§ **Set exercise**
Reproduce the full listing that appears beneath this instruction exactly.

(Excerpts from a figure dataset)
■ ■ ■ ■ ■ ■ ■
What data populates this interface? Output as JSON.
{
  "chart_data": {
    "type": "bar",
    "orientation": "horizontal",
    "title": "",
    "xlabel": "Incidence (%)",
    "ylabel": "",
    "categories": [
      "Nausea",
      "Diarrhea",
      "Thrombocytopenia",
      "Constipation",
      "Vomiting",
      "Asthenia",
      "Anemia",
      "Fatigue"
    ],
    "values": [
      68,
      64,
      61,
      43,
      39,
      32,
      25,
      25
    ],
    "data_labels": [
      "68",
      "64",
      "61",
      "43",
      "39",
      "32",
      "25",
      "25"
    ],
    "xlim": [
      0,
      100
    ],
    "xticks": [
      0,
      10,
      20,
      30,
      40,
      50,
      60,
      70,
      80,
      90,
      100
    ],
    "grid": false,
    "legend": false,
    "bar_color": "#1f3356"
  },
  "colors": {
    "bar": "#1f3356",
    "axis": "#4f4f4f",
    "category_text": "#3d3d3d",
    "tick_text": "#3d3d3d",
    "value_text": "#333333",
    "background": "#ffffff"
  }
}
■ ■ ■ ■ ■ ■ ■
§ **Complete response**
What data populates this interface? Output as JSON.
{
  "chart_data": {
    "type": "bar",
    "orientation": "horizontal",
    "title": "",
    "xlabel": "Incidence (%)",
    "ylabel": "",
    "categories": [
      "Nausea",
      "Diarrhea",
      "Thrombocytopenia",
      "Constipation",
      "Vomiting",
      "Asthenia",
      "Anemia",
      "Fatigue"
    ],
    "values": [
      68,
      64,
      61,
      43,
      39,
      32,
      25,
      25
    ],
    "data_labels": [
      "68",
      "64",
      "61",
      "43",
      "39",
      "32",
      "25",
      "25"
    ],
    "xlim": [
      0,
      100
    ],
    "xticks": [
      0,
      10,
      20,
      30,
      40,
      50,
      60,
      70,
      80,
      90,
      100
    ],
    "grid": false,
    "legend": false,
    "bar_color": "#1f3356"
  },
  "colors": {
    "bar": "#1f3356",
    "axis": "#4f4f4f",
    "category_text": "#3d3d3d",
    "tick_text": "#3d3d3d",
    "value_text": "#333333",
    "background": "#ffffff"
  }
}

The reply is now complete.